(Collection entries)
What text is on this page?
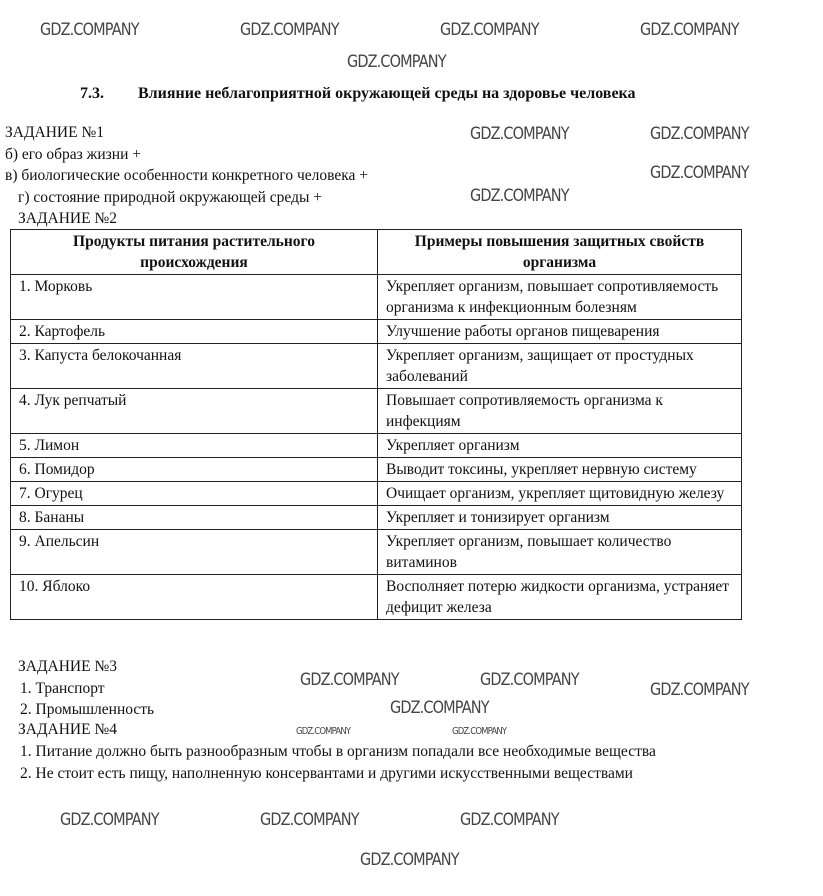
7.3. Влияние неблагоприятной окружающей среды на здоровье человека
ЗАДАНИЕ №1
б) его образ жизни +
в) биологические особенности конкретного человека +
г) состояние природной окружающей среды +
ЗАДАНИЕ №2
Продукты питания растительного происхождения	Примеры повышения защитных свойств организма
1. Морковь	Укрепляет организм, повышает сопротивляемость организма к инфекционным болезням
2. Картофель	Улучшение работы органов пищеварения
3. Капуста белокочанная	Укрепляет организм, защищает от простудных заболеваний
4. Лук репчатый	Повышает сопротивляемость организма к инфекциям
5. Лимон	Укрепляет организм
6. Помидор	Выводит токсины, укрепляет нервную систему
7. Огурец	Очищает организм, укрепляет щитовидную железу
8. Бананы	Укрепляет и тонизирует организм
9. Апельсин	Укрепляет организм, повышает количество витаминов
10. Яблоко	Восполняет потерю жидкости организма, устраняет дефицит железа
ЗАДАНИЕ №3
1. Транспорт
2. Промышленность
ЗАДАНИЕ №4
1. Питание должно быть разнообразным чтобы в организм попадали все необходимые вещества
2. Не стоит есть пищу, наполненную консервантами и другими искусственными веществами
GDZ.COMPANY	GDZ.COMPANY	GDZ.COMPANY	GDZ.COMPANY
GDZ.COMPANY
GDZ.COMPANY	GDZ.COMPANY
GDZ.COMPANY
GDZ.COMPANY
GDZ.COMPANY	GDZ.COMPANY	GDZ.COMPANY
GDZ.COMPANY
GDZ.COMPANY	GDZ.COMPANY	GDZ.COMPANY
GDZ.COMPANY
GDZ.COMPANY	GDZ.COMPANY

REQUEST →
From the listing above, copy out each line where the word "организма" appears.

EXPECTED ANSWER →
Продукты питания растительного происхождения	Примеры повышения защитных свойств организма
1. Морковь	Укрепляет организм, повышает сопротивляемость организма к инфекционным болезням
4. Лук репчатый	Повышает сопротивляемость организма к инфекциям
10. Яблоко	Восполняет потерю жидкости организма, устраняет дефицит железа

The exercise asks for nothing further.